— begin TASK INPUTS —

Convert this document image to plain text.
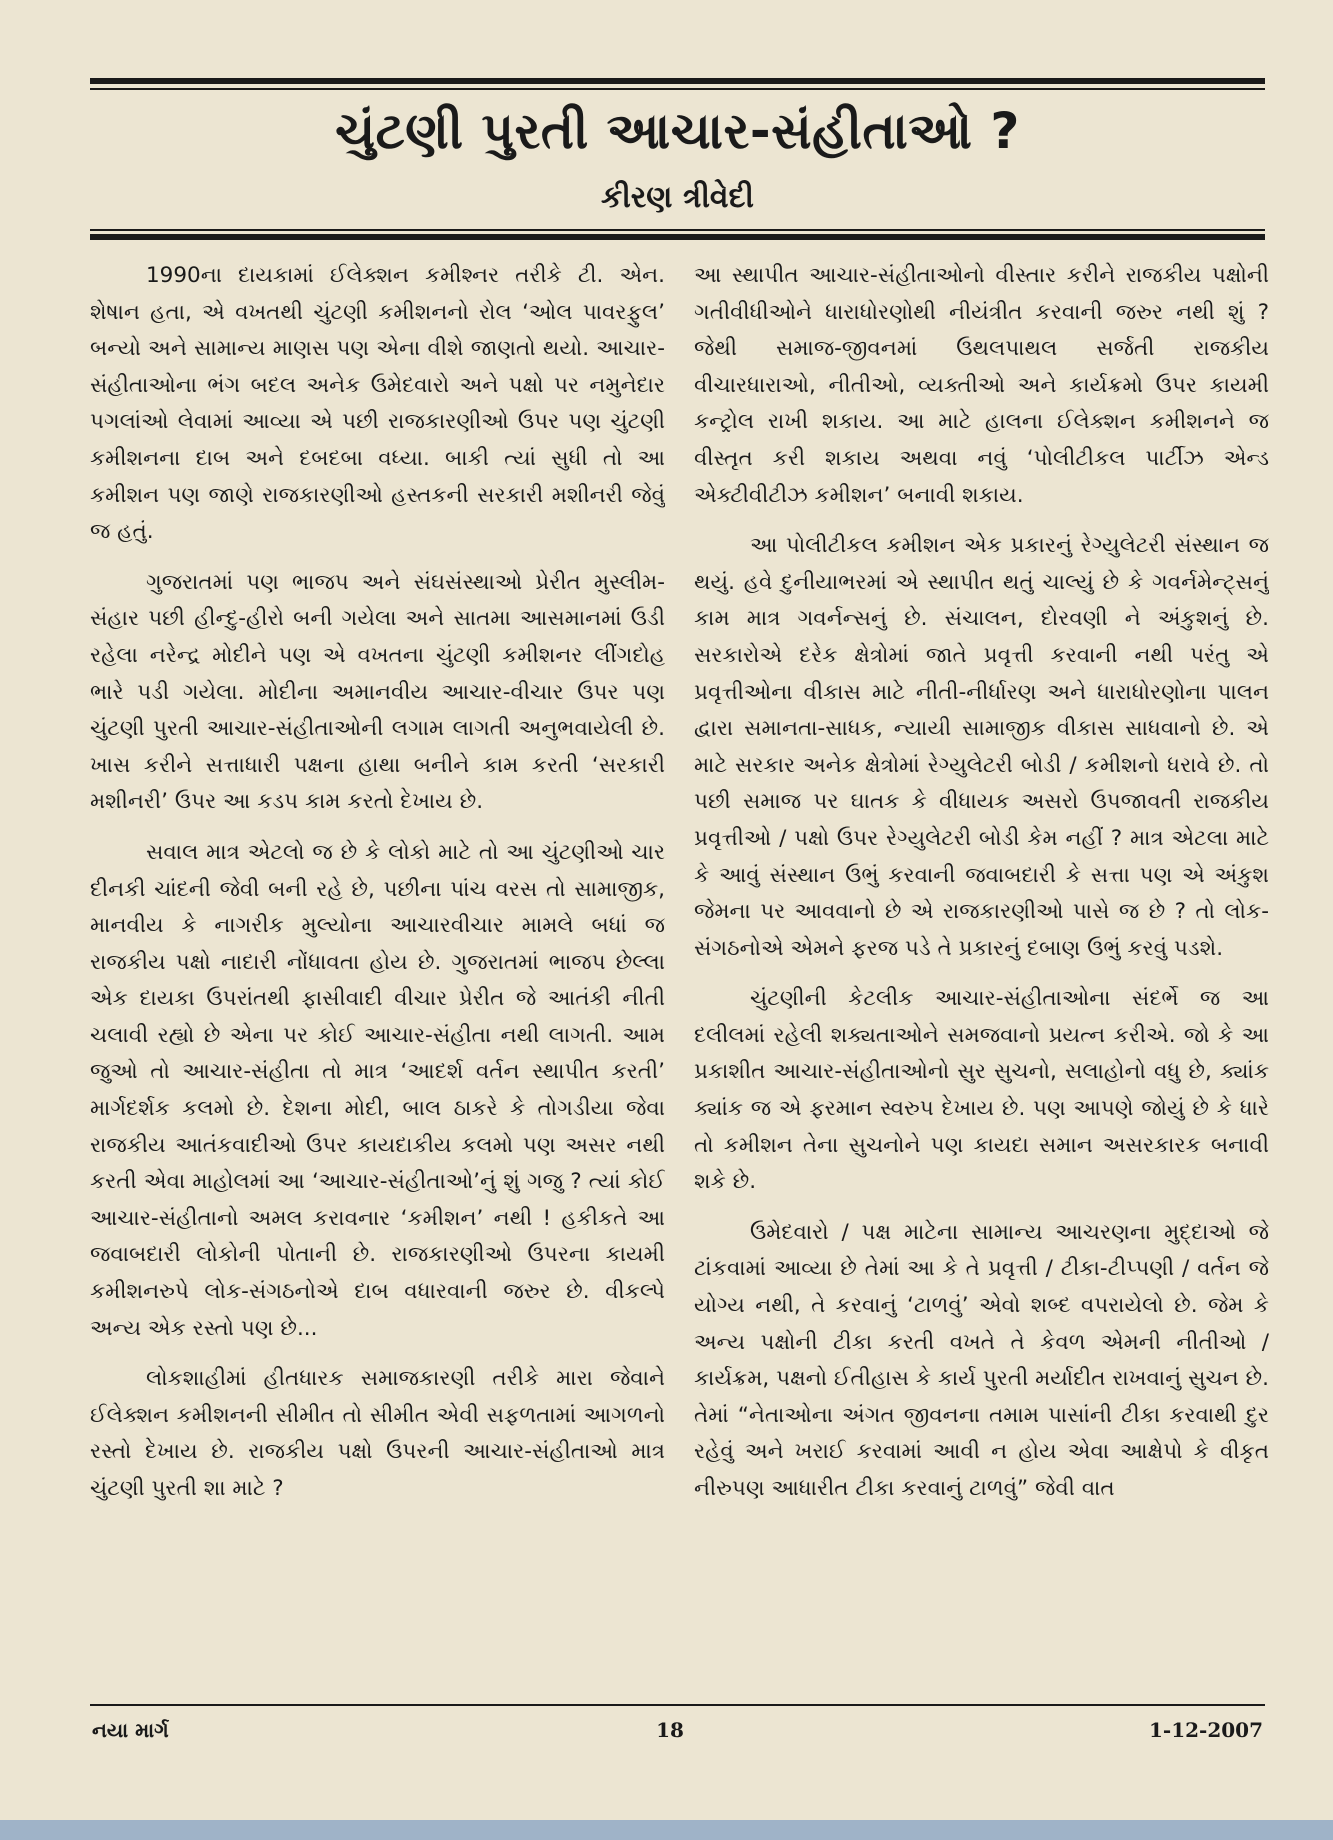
ચુંટણી પુરતી આચાર-સંહીતાઓ ?
કીરણ ત્રીવેદી

1990ના દાયકામાં ઈલેક્શન કમીશ્નર તરીકે ટી. એન. શેષાન હતા, એ વખતથી ચુંટણી કમીશનનો રોલ ‘ઓલ પાવરફુલ’ બન્યો અને સામાન્ય માણસ પણ એના વીશે જાણતો થયો. આચાર-સંહીતાઓના ભંગ બદલ અનેક ઉમેદવારો અને પક્ષો પર નમુનેદાર પગલાંઓ લેવામાં આવ્યા એ પછી રાજકારણીઓ ઉપર પણ ચુંટણી કમીશનના દાબ અને દબદબા વધ્યા. બાકી ત્યાં સુધી તો આ કમીશન પણ જાણે રાજકારણીઓ હસ્તકની સરકારી મશીનરી જેવું જ હતું.

ગુજરાતમાં પણ ભાજપ અને સંઘસંસ્થાઓ પ્રેરીત મુસ્લીમ-સંહાર પછી હીન્દુ-હીરો બની ગયેલા અને સાતમા આસમાનમાં ઉડી રહેલા નરેન્દ્ર મોદીને પણ એ વખતના ચુંટણી કમીશનર લીંગદોહ ભારે પડી ગયેલા. મોદીના અમાનવીય આચાર-વીચાર ઉપર પણ ચુંટણી પુરતી આચાર-સંહીતાઓની લગામ લાગતી અનુભવાયેલી છે. ખાસ કરીને સત્તાધારી પક્ષના હાથા બનીને કામ કરતી ‘સરકારી મશીનરી’ ઉપર આ કડપ કામ કરતો દેખાય છે.

સવાલ માત્ર એટલો જ છે કે લોકો માટે તો આ ચુંટણીઓ ચાર દીનકી ચાંદની જેવી બની રહે છે, પછીના પાંચ વરસ તો સામાજીક, માનવીય કે નાગરીક મુલ્યોના આચારવીચાર મામલે બધાં જ રાજકીય પક્ષો નાદારી નોંધાવતા હોય છે. ગુજરાતમાં ભાજપ છેલ્લા એક દાયકા ઉપરાંતથી ફાસીવાદી વીચાર પ્રેરીત જે આતંકી નીતી ચલાવી રહ્યો છે એના પર કોઈ આચાર-સંહીતા નથી લાગતી. આમ જુઓ તો આચાર-સંહીતા તો માત્ર ‘આદર્શ વર્તન સ્થાપીત કરતી’ માર્ગદર્શક કલમો છે. દેશના મોદી, બાલ ઠાકરે કે તોગડીયા જેવા રાજકીય આતંકવાદીઓ ઉપર કાયદાકીય કલમો પણ અસર નથી કરતી એવા માહોલમાં આ ‘આચાર-સંહીતાઓ’નું શું ગજુ ? ત્યાં કોઈ આચાર-સંહીતાનો અમલ કરાવનાર ‘કમીશન’ નથી ! હકીકતે આ જવાબદારી લોકોની પોતાની છે. રાજકારણીઓ ઉપરના કાયમી કમીશનરુપે લોક-સંગઠનોએ દાબ વધારવાની જરુર છે. વીકલ્પે અન્ય એક રસ્તો પણ છે...

લોકશાહીમાં હીતધારક સમાજકારણી તરીકે મારા જેવાને ઈલેક્શન કમીશનની સીમીત તો સીમીત એવી સફળતામાં આગળનો રસ્તો દેખાય છે. રાજકીય પક્ષો ઉપરની આચાર-સંહીતાઓ માત્ર ચુંટણી પુરતી શા માટે ?

આ સ્થાપીત આચાર-સંહીતાઓનો વીસ્તાર કરીને રાજકીય પક્ષોની ગતીવીધીઓને ધારાધોરણોથી નીયંત્રીત કરવાની જરુર નથી શું ? જેથી સમાજ-જીવનમાં ઉથલપાથલ સર્જતી રાજકીય વીચારધારાઓ, નીતીઓ, વ્યક્તીઓ અને કાર્યક્રમો ઉપર કાયમી કન્ટ્રોલ રાખી શકાય. આ માટે હાલના ઈલેક્શન કમીશનને જ વીસ્તૃત કરી શકાય અથવા નવું ‘પોલીટીકલ પાર્ટીઝ એન્ડ એક્ટીવીટીઝ કમીશન’ બનાવી શકાય.

આ પોલીટીકલ કમીશન એક પ્રકારનું રેગ્યુલેટરી સંસ્થાન જ થયું. હવે દુનીયાભરમાં એ સ્થાપીત થતું ચાલ્યું છે કે ગવર્નમેન્ટ્સનું કામ માત્ર ગવર્નન્સનું છે. સંચાલન, દોરવણી ને અંકુશનું છે. સરકારોએ દરેક ક્ષેત્રોમાં જાતે પ્રવૃત્તી કરવાની નથી પરંતુ એ પ્રવૃત્તીઓના વીકાસ માટે નીતી-નીર્ધારણ અને ધારાધોરણોના પાલન દ્વારા સમાનતા-સાધક, ન્યાયી સામાજીક વીકાસ સાધવાનો છે. એ માટે સરકાર અનેક ક્ષેત્રોમાં રેગ્યુલેટરી બોડી / કમીશનો ધરાવે છે. તો પછી સમાજ પર ઘાતક કે વીધાયક અસરો ઉપજાવતી રાજકીય પ્રવૃત્તીઓ / પક્ષો ઉપર રેગ્યુલેટરી બોડી કેમ નહીં ? માત્ર એટલા માટે કે આવું સંસ્થાન ઉભું કરવાની જવાબદારી કે સત્તા પણ એ અંકુશ જેમના પર આવવાનો છે એ રાજકારણીઓ પાસે જ છે ? તો લોક- સંગઠનોએ એમને ફરજ પડે તે પ્રકારનું દબાણ ઉભું કરવું પડશે.

ચુંટણીની કેટલીક આચાર-સંહીતાઓના સંદર્ભે જ આ દલીલમાં રહેલી શક્યતાઓને સમજવાનો પ્રયત્ન કરીએ. જો કે આ પ્રકાશીત આચાર-સંહીતાઓનો સુર સુચનો, સલાહોનો વધુ છે, ક્યાંક ક્યાંક જ એ ફરમાન સ્વરુપ દેખાય છે. પણ આપણે જોયું છે કે ધારે તો કમીશન તેના સુચનોને પણ કાયદા સમાન અસરકારક બનાવી શકે છે.

ઉમેદવારો / પક્ષ માટેના સામાન્ય આચરણના મુદ્દાઓ જે ટાંકવામાં આવ્યા છે તેમાં આ કે તે પ્રવૃત્તી / ટીકા-ટીપ્પણી / વર્તન જે યોગ્ય નથી, તે કરવાનું ‘ટાળવું’ એવો શબ્દ વપરાયેલો છે. જેમ કે અન્ય પક્ષોની ટીકા કરતી વખતે તે કેવળ એમની નીતીઓ / કાર્યક્રમ, પક્ષનો ઈતીહાસ કે કાર્ય પુરતી મર્યાદીત રાખવાનું સુચન છે. તેમાં “નેતાઓના અંગત જીવનના તમામ પાસાંની ટીકા કરવાથી દુર રહેવું અને ખરાઈ કરવામાં આવી ન હોય એવા આક્ષેપો કે વીકૃત નીરુપણ આધારીત ટીકા કરવાનું ટાળવું” જેવી વાત

નયા માર્ગ	18	1-12-2007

— end TASK INPUTS —

§ DIRECTIONS FOR THIS TASK:
Reproduce the listing word for word and omit its pictures.

§ RESULT BELOW:
Convert this document image to plain text.
ચુંટણી પુરતી આચાર-સંહીતાઓ ?
કીરણ ત્રીવેદી

1990ના દાયકામાં ઈલેક્શન કમીશ્નર તરીકે ટી. એન. શેષાન હતા, એ વખતથી ચુંટણી કમીશનનો રોલ ‘ઓલ પાવરફુલ’ બન્યો અને સામાન્ય માણસ પણ એના વીશે જાણતો થયો. આચાર-સંહીતાઓના ભંગ બદલ અનેક ઉમેદવારો અને પક્ષો પર નમુનેદાર પગલાંઓ લેવામાં આવ્યા એ પછી રાજકારણીઓ ઉપર પણ ચુંટણી કમીશનના દાબ અને દબદબા વધ્યા. બાકી ત્યાં સુધી તો આ કમીશન પણ જાણે રાજકારણીઓ હસ્તકની સરકારી મશીનરી જેવું જ હતું.

ગુજરાતમાં પણ ભાજપ અને સંઘસંસ્થાઓ પ્રેરીત મુસ્લીમ-સંહાર પછી હીન્દુ-હીરો બની ગયેલા અને સાતમા આસમાનમાં ઉડી રહેલા નરેન્દ્ર મોદીને પણ એ વખતના ચુંટણી કમીશનર લીંગદોહ ભારે પડી ગયેલા. મોદીના અમાનવીય આચાર-વીચાર ઉપર પણ ચુંટણી પુરતી આચાર-સંહીતાઓની લગામ લાગતી અનુભવાયેલી છે. ખાસ કરીને સત્તાધારી પક્ષના હાથા બનીને કામ કરતી ‘સરકારી મશીનરી’ ઉપર આ કડપ કામ કરતો દેખાય છે.

સવાલ માત્ર એટલો જ છે કે લોકો માટે તો આ ચુંટણીઓ ચાર દીનકી ચાંદની જેવી બની રહે છે, પછીના પાંચ વરસ તો સામાજીક, માનવીય કે નાગરીક મુલ્યોના આચારવીચાર મામલે બધાં જ રાજકીય પક્ષો નાદારી નોંધાવતા હોય છે. ગુજરાતમાં ભાજપ છેલ્લા એક દાયકા ઉપરાંતથી ફાસીવાદી વીચાર પ્રેરીત જે આતંકી નીતી ચલાવી રહ્યો છે એના પર કોઈ આચાર-સંહીતા નથી લાગતી. આમ જુઓ તો આચાર-સંહીતા તો માત્ર ‘આદર્શ વર્તન સ્થાપીત કરતી’ માર્ગદર્શક કલમો છે. દેશના મોદી, બાલ ઠાકરે કે તોગડીયા જેવા રાજકીય આતંકવાદીઓ ઉપર કાયદાકીય કલમો પણ અસર નથી કરતી એવા માહોલમાં આ ‘આચાર-સંહીતાઓ’નું શું ગજુ ? ત્યાં કોઈ આચાર-સંહીતાનો અમલ કરાવનાર ‘કમીશન’ નથી ! હકીકતે આ જવાબદારી લોકોની પોતાની છે. રાજકારણીઓ ઉપરના કાયમી કમીશનરુપે લોક-સંગઠનોએ દાબ વધારવાની જરુર છે. વીકલ્પે અન્ય એક રસ્તો પણ છે...

લોકશાહીમાં હીતધારક સમાજકારણી તરીકે મારા જેવાને ઈલેક્શન કમીશનની સીમીત તો સીમીત એવી સફળતામાં આગળનો રસ્તો દેખાય છે. રાજકીય પક્ષો ઉપરની આચાર-સંહીતાઓ માત્ર ચુંટણી પુરતી શા માટે ?

આ સ્થાપીત આચાર-સંહીતાઓનો વીસ્તાર કરીને રાજકીય પક્ષોની ગતીવીધીઓને ધારાધોરણોથી નીયંત્રીત કરવાની જરુર નથી શું ? જેથી સમાજ-જીવનમાં ઉથલપાથલ સર્જતી રાજકીય વીચારધારાઓ, નીતીઓ, વ્યક્તીઓ અને કાર્યક્રમો ઉપર કાયમી કન્ટ્રોલ રાખી શકાય. આ માટે હાલના ઈલેક્શન કમીશનને જ વીસ્તૃત કરી શકાય અથવા નવું ‘પોલીટીકલ પાર્ટીઝ એન્ડ એક્ટીવીટીઝ કમીશન’ બનાવી શકાય.

આ પોલીટીકલ કમીશન એક પ્રકારનું રેગ્યુલેટરી સંસ્થાન જ થયું. હવે દુનીયાભરમાં એ સ્થાપીત થતું ચાલ્યું છે કે ગવર્નમેન્ટ્સનું કામ માત્ર ગવર્નન્સનું છે. સંચાલન, દોરવણી ને અંકુશનું છે. સરકારોએ દરેક ક્ષેત્રોમાં જાતે પ્રવૃત્તી કરવાની નથી પરંતુ એ પ્રવૃત્તીઓના વીકાસ માટે નીતી-નીર્ધારણ અને ધારાધોરણોના પાલન દ્વારા સમાનતા-સાધક, ન્યાયી સામાજીક વીકાસ સાધવાનો છે. એ માટે સરકાર અનેક ક્ષેત્રોમાં રેગ્યુલેટરી બોડી / કમીશનો ધરાવે છે. તો પછી સમાજ પર ઘાતક કે વીધાયક અસરો ઉપજાવતી રાજકીય પ્રવૃત્તીઓ / પક્ષો ઉપર રેગ્યુલેટરી બોડી કેમ નહીં ? માત્ર એટલા માટે કે આવું સંસ્થાન ઉભું કરવાની જવાબદારી કે સત્તા પણ એ અંકુશ જેમના પર આવવાનો છે એ રાજકારણીઓ પાસે જ છે ? તો લોક- સંગઠનોએ એમને ફરજ પડે તે પ્રકારનું દબાણ ઉભું કરવું પડશે.

ચુંટણીની કેટલીક આચાર-સંહીતાઓના સંદર્ભે જ આ દલીલમાં રહેલી શક્યતાઓને સમજવાનો પ્રયત્ન કરીએ. જો કે આ પ્રકાશીત આચાર-સંહીતાઓનો સુર સુચનો, સલાહોનો વધુ છે, ક્યાંક ક્યાંક જ એ ફરમાન સ્વરુપ દેખાય છે. પણ આપણે જોયું છે કે ધારે તો કમીશન તેના સુચનોને પણ કાયદા સમાન અસરકારક બનાવી શકે છે.

ઉમેદવારો / પક્ષ માટેના સામાન્ય આચરણના મુદ્દાઓ જે ટાંકવામાં આવ્યા છે તેમાં આ કે તે પ્રવૃત્તી / ટીકા-ટીપ્પણી / વર્તન જે યોગ્ય નથી, તે કરવાનું ‘ટાળવું’ એવો શબ્દ વપરાયેલો છે. જેમ કે અન્ય પક્ષોની ટીકા કરતી વખતે તે કેવળ એમની નીતીઓ / કાર્યક્રમ, પક્ષનો ઈતીહાસ કે કાર્ય પુરતી મર્યાદીત રાખવાનું સુચન છે. તેમાં “નેતાઓના અંગત જીવનના તમામ પાસાંની ટીકા કરવાથી દુર રહેવું અને ખરાઈ કરવામાં આવી ન હોય એવા આક્ષેપો કે વીકૃત નીરુપણ આધારીત ટીકા કરવાનું ટાળવું” જેવી વાત

નયા માર્ગ	18	1-12-2007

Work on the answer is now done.